§ **Work to do**:
Search the material below for the string "name" and list each line that holds it.
-*-
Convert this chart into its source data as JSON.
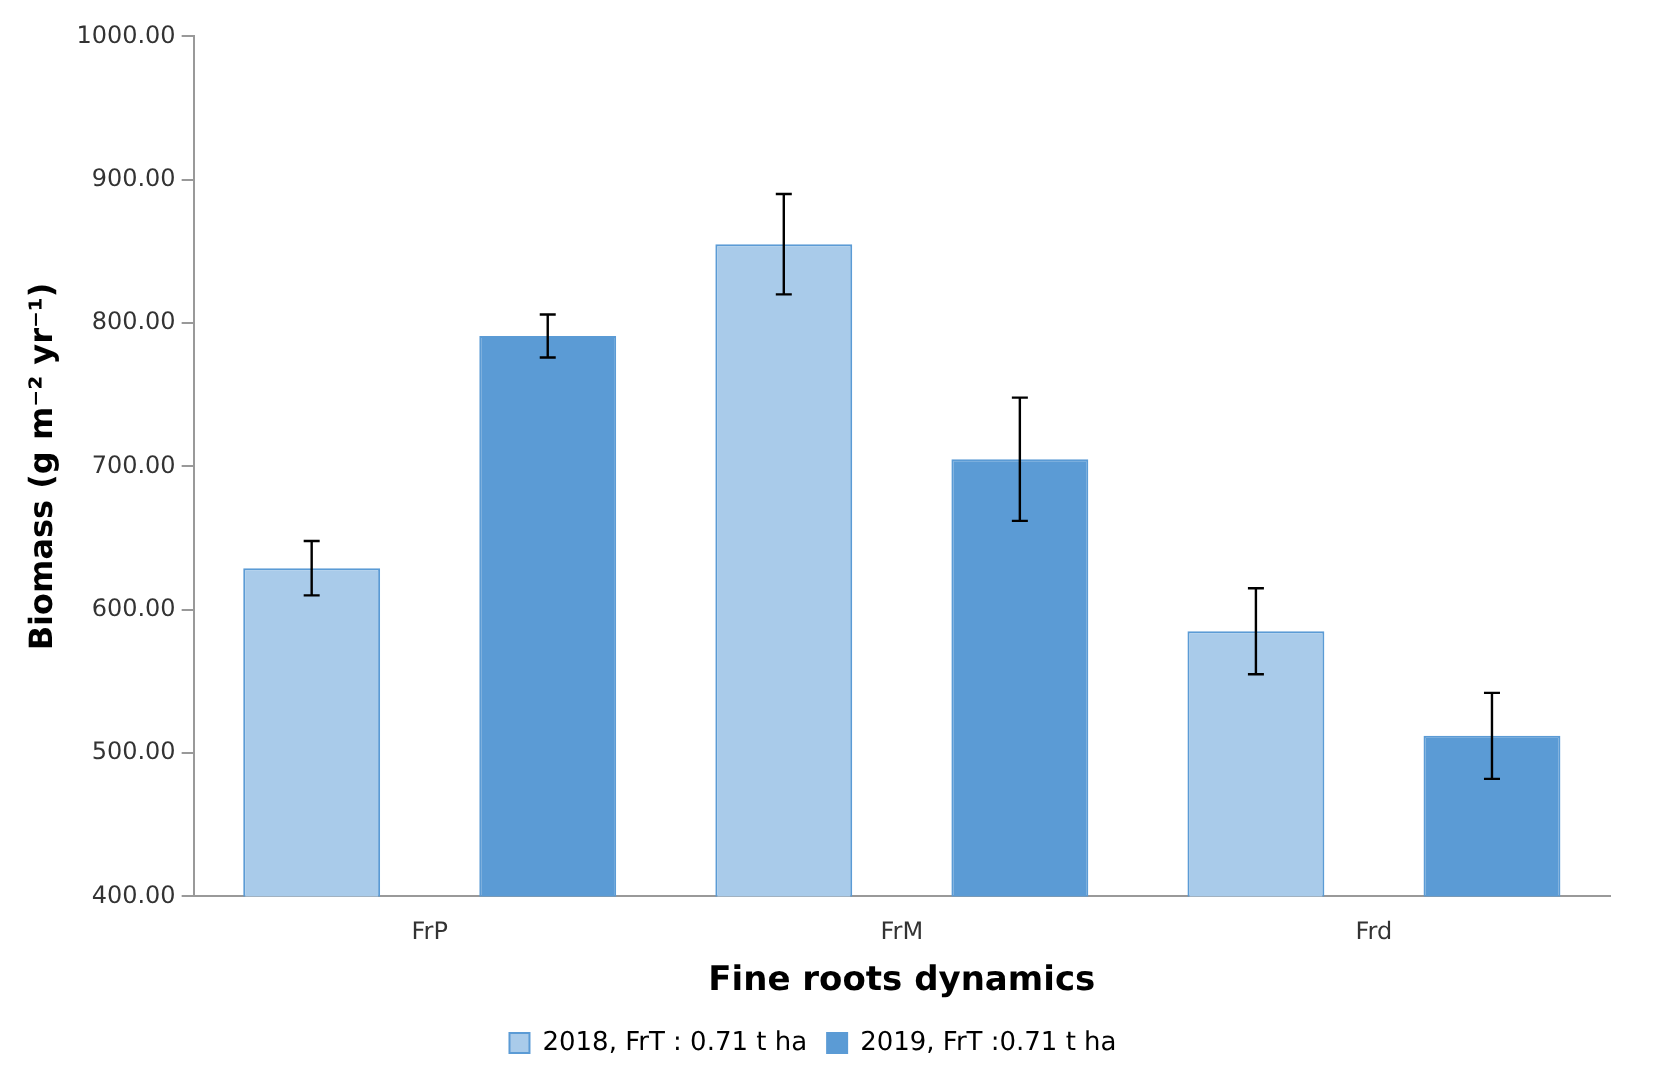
{
  "chart_data": {
    "type": "bar",
    "xlabel": "Fine roots dynamics",
    "ylabel": "Biomass (g m⁻² yr⁻¹)",
    "categories": [
      "FrP",
      "FrM",
      "Frd"
    ],
    "series": [
      {
        "name": "2018, FrT : 0.71 t ha",
        "color": "#a9cbea",
        "values": [
          629,
          855,
          585
        ],
        "errors": [
          19,
          35,
          30
        ]
      },
      {
        "name": "2019, FrT :0.71 t ha",
        "color": "#5b9bd5",
        "values": [
          791,
          705,
          512
        ],
        "errors": [
          15,
          43,
          30
        ]
      }
    ],
    "ylim": [
      400,
      1000
    ],
    "yticks": [
      {
        "value": 400,
        "label": "400.00"
      },
      {
        "value": 500,
        "label": "500.00"
      },
      {
        "value": 600,
        "label": "600.00"
      },
      {
        "value": 700,
        "label": "700.00"
      },
      {
        "value": 800,
        "label": "800.00"
      },
      {
        "value": 900,
        "label": "900.00"
      },
      {
        "value": 1000,
        "label": "1000.00"
      }
    ],
    "grid": false,
    "legend": "bottom"
  }
}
-*-
§ **Final result**:
        "name": "2018, FrT : 0.71 t ha",
        "name": "2019, FrT :0.71 t ha",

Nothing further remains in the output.